*SET PROBLEM*: Locate every line in the records below that holds the word "brings" and return each one.
= = =
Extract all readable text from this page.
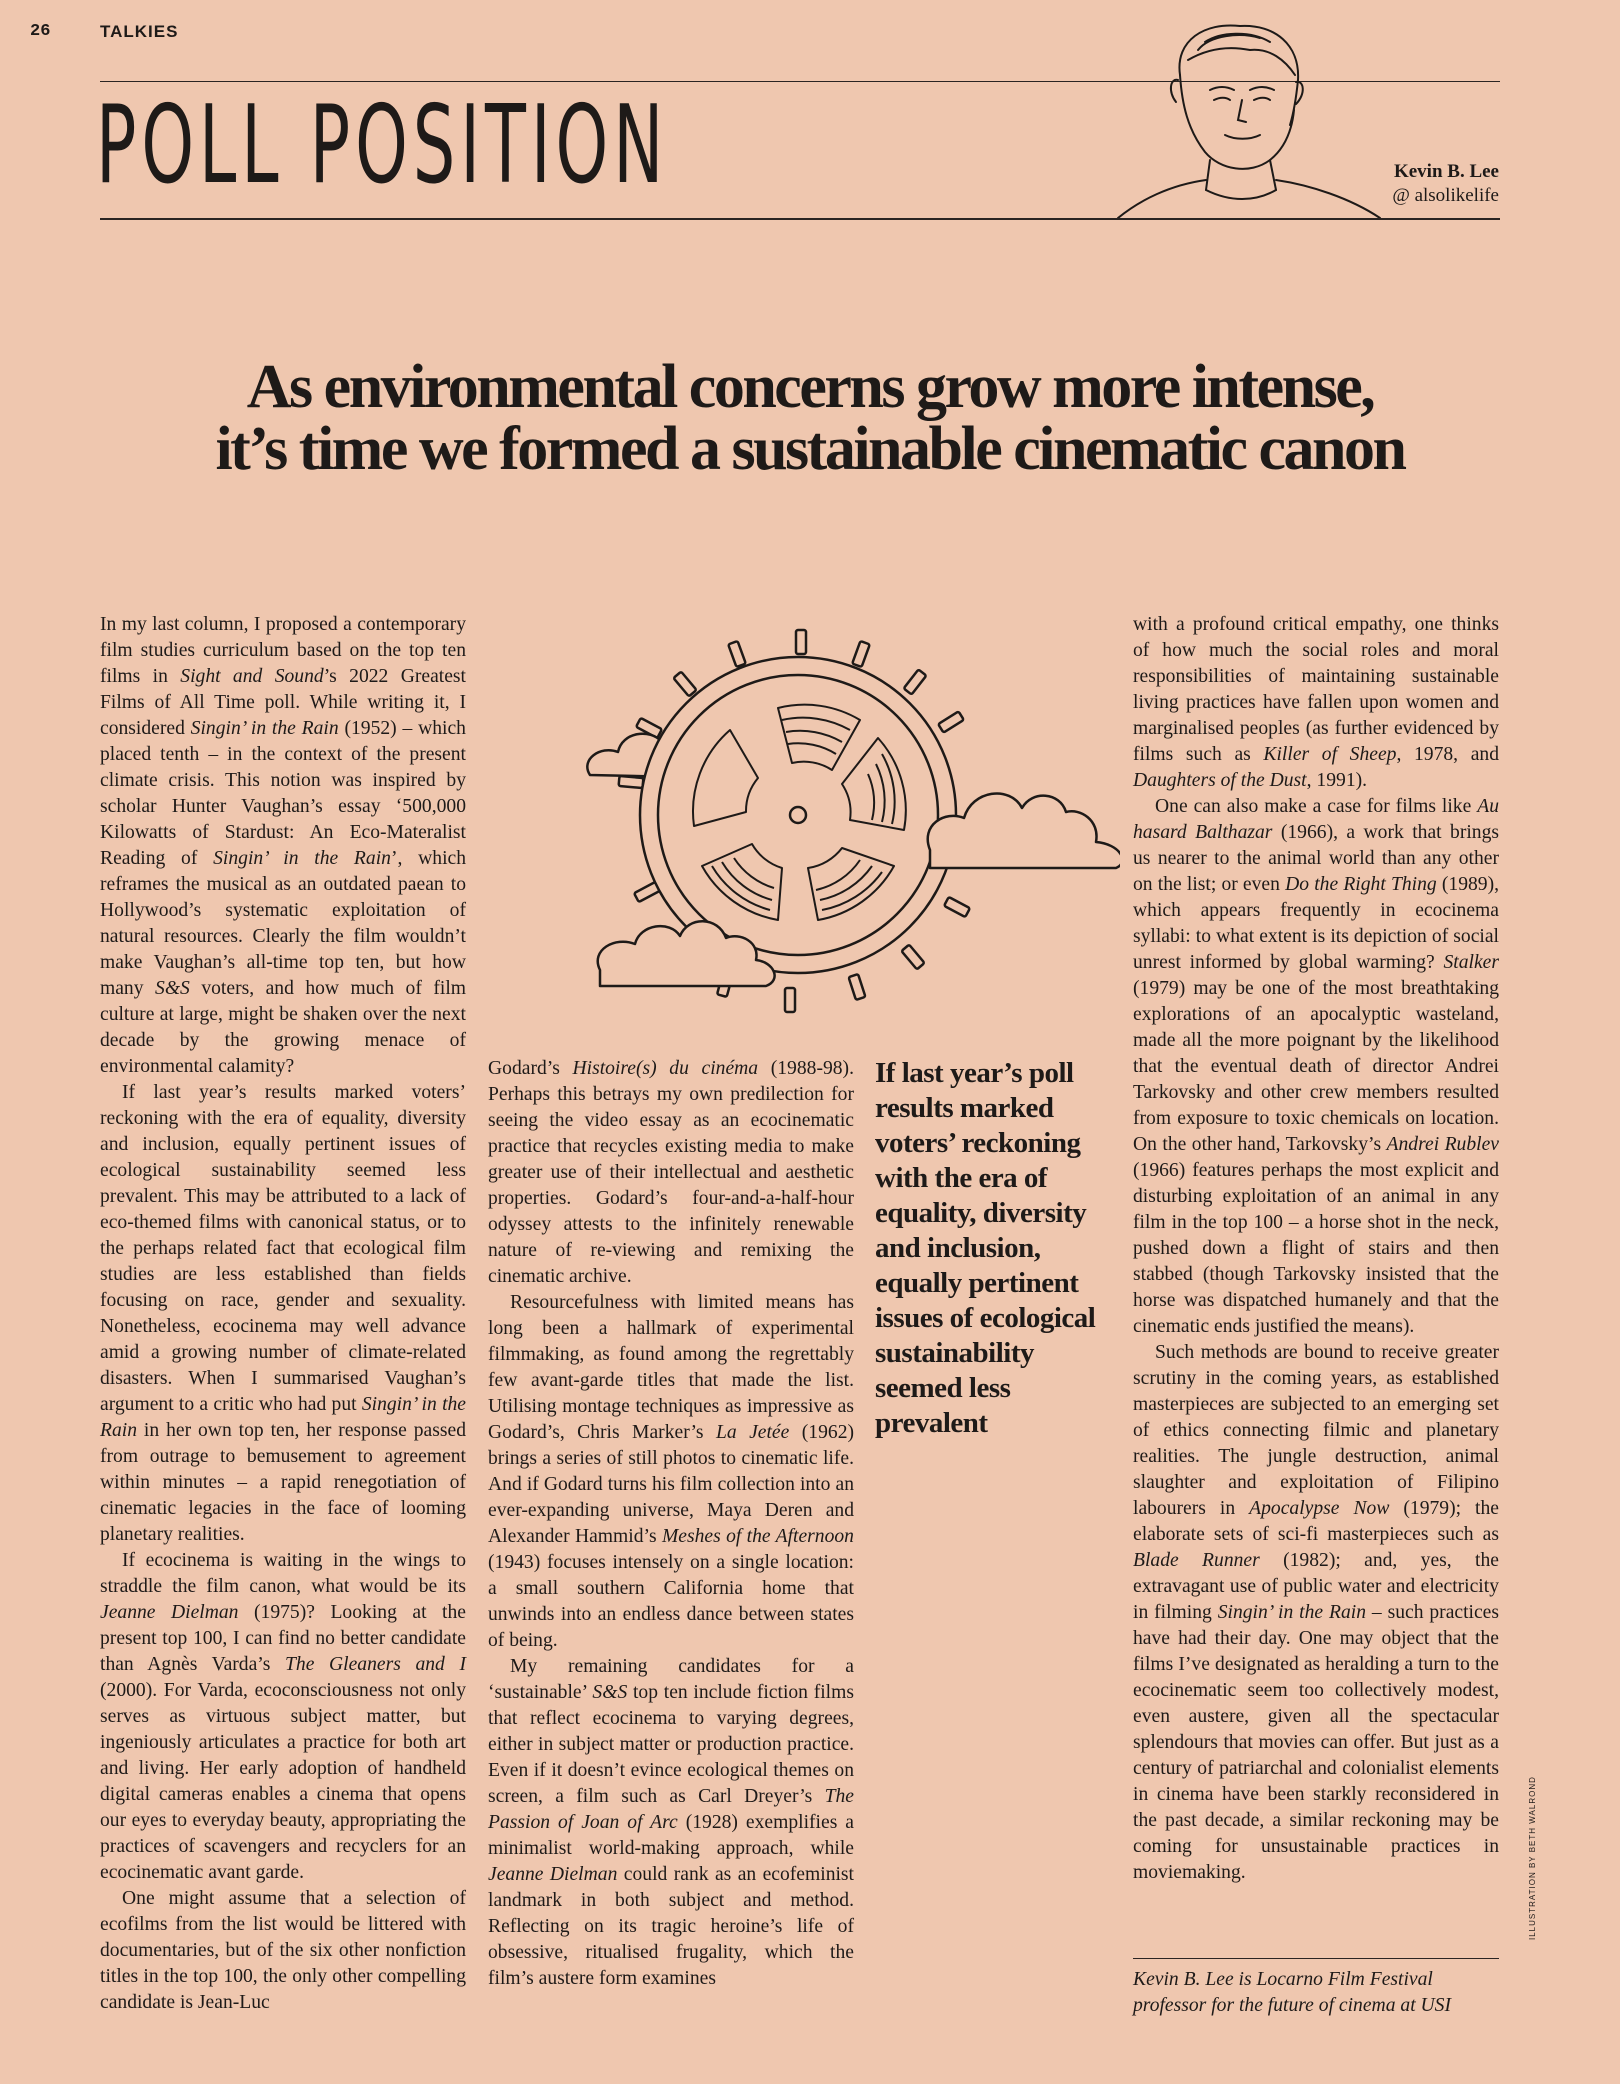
26	TALKIES
POLL POSITION	Kevin B. Lee
@ alsolikelife
As environmental concerns grow more intense,
it’s time we formed a sustainable cinematic canon

In my last column, I proposed a contemporary film studies curriculum based on the top ten films in Sight and Sound’s 2022 Greatest Films of All Time poll. While writing it, I considered Singin’ in the Rain (1952) – which placed tenth – in the context of the present climate crisis. This notion was inspired by scholar Hunter Vaughan’s essay ‘500,000 Kilowatts of Stardust: An Eco-Materalist Reading of Singin’ in the Rain’, which reframes the musical as an outdated paean to Hollywood’s systematic exploitation of natural resources. Clearly the film wouldn’t make Vaughan’s all-time top ten, but how many S&S voters, and how much of film culture at large, might be shaken over the next decade by the growing menace of environmental calamity?

If last year’s results marked voters’ reckoning with the era of equality, diversity and inclusion, equally pertinent issues of ecological sustainability seemed less prevalent. This may be attributed to a lack of eco-themed films with canonical status, or to the perhaps related fact that ecological film studies are less established than fields focusing on race, gender and sexuality. Nonetheless, ecocinema may well advance amid a growing number of climate-related disasters. When I summarised Vaughan’s argument to a critic who had put Singin’ in the Rain in her own top ten, her response passed from outrage to bemusement to agreement within minutes – a rapid renegotiation of cinematic legacies in the face of looming planetary realities.

If ecocinema is waiting in the wings to straddle the film canon, what would be its Jeanne Dielman (1975)? Looking at the present top 100, I can find no better candidate than Agnès Varda’s The Gleaners and I (2000). For Varda, ecoconsciousness not only serves as virtuous subject matter, but ingeniously articulates a practice for both art and living. Her early adoption of handheld digital cameras enables a cinema that opens our eyes to everyday beauty, appropriating the practices of scavengers and recyclers for an ecocinematic avant garde.

One might assume that a selection of ecofilms from the list would be littered with documentaries, but of the six other nonfiction titles in the top 100, the only other compelling candidate is Jean-Luc

Godard’s Histoire(s) du cinéma (1988-98). Perhaps this betrays my own predilection for seeing the video essay as an ecocinematic practice that recycles existing media to make greater use of their intellectual and aesthetic properties. Godard’s four-and-a-half-hour odyssey attests to the infinitely renewable nature of re-viewing and remixing the cinematic archive.

Resourcefulness with limited means has long been a hallmark of experimental filmmaking, as found among the regrettably few avant-garde titles that made the list. Utilising montage techniques as impressive as Godard’s, Chris Marker’s La Jetée (1962) brings a series of still photos to cinematic life. And if Godard turns his film collection into an ever-expanding universe, Maya Deren and Alexander Hammid’s Meshes of the Afternoon (1943) focuses intensely on a single location: a small southern California home that unwinds into an endless dance between states of being.

My remaining candidates for a ‘sustainable’ S&S top ten include fiction films that reflect ecocinema to varying degrees, either in subject matter or production practice. Even if it doesn’t evince ecological themes on screen, a film such as Carl Dreyer’s The Passion of Joan of Arc (1928) exemplifies a minimalist world-making approach, while Jeanne Dielman could rank as an ecofeminist landmark in both subject and method. Reflecting on its tragic heroine’s life of obsessive, ritualised frugality, which the film’s austere form examines

If last year’s poll results marked voters’ reckoning with the era of equality, diversity and inclusion, equally pertinent issues of ecological sustainability seemed less prevalent

with a profound critical empathy, one thinks of how much the social roles and moral responsibilities of maintaining sustainable living practices have fallen upon women and marginalised peoples (as further evidenced by films such as Killer of Sheep, 1978, and Daughters of the Dust, 1991).

One can also make a case for films like Au hasard Balthazar (1966), a work that brings us nearer to the animal world than any other on the list; or even Do the Right Thing (1989), which appears frequently in ecocinema syllabi: to what extent is its depiction of social unrest informed by global warming? Stalker (1979) may be one of the most breathtaking explorations of an apocalyptic wasteland, made all the more poignant by the likelihood that the eventual death of director Andrei Tarkovsky and other crew members resulted from exposure to toxic chemicals on location. On the other hand, Tarkovsky’s Andrei Rublev (1966) features perhaps the most explicit and disturbing exploitation of an animal in any film in the top 100 – a horse shot in the neck, pushed down a flight of stairs and then stabbed (though Tarkovsky insisted that the horse was dispatched humanely and that the cinematic ends justified the means).

Such methods are bound to receive greater scrutiny in the coming years, as established masterpieces are subjected to an emerging set of ethics connecting filmic and planetary realities. The jungle destruction, animal slaughter and exploitation of Filipino labourers in Apocalypse Now (1979); the elaborate sets of sci-fi masterpieces such as Blade Runner (1982); and, yes, the extravagant use of public water and electricity in filming Singin’ in the Rain – such practices have had their day. One may object that the films I’ve designated as heralding a turn to the ecocinematic seem too collectively modest, even austere, given all the spectacular splendours that movies can offer. But just as a century of patriarchal and colonialist elements in cinema have been starkly reconsidered in the past decade, a similar reckoning may be coming for unsustainable practices in moviemaking.

Kevin B. Lee is Locarno Film Festival professor for the future of cinema at USI
ILLUSTRATION BY BETH WALROND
= = =
*RESULT OF THE EXERCISE*:
Resourcefulness with limited means has long been a hallmark of experimental filmmaking, as found among the regrettably few avant-garde titles that made the list. Utilising montage techniques as impressive as Godard’s, Chris Marker’s La Jetée (1962) brings a series of still photos to cinematic life. And if Godard turns his film collection into an ever-expanding universe, Maya Deren and Alexander Hammid’s Meshes of the Afternoon (1943) focuses intensely on a single location: a small southern California home that unwinds into an endless dance between states of being.
One can also make a case for films like Au hasard Balthazar (1966), a work that brings us nearer to the animal world than any other on the list; or even Do the Right Thing (1989), which appears frequently in ecocinema syllabi: to what extent is its depiction of social unrest informed by global warming? Stalker (1979) may be one of the most breathtaking explorations of an apocalyptic wasteland, made all the more poignant by the likelihood that the eventual death of director Andrei Tarkovsky and other crew members resulted from exposure to toxic chemicals on location. On the other hand, Tarkovsky’s Andrei Rublev (1966) features perhaps the most explicit and disturbing exploitation of an animal in any film in the top 100 – a horse shot in the neck, pushed down a flight of stairs and then stabbed (though Tarkovsky insisted that the horse was dispatched humanely and that the cinematic ends justified the means).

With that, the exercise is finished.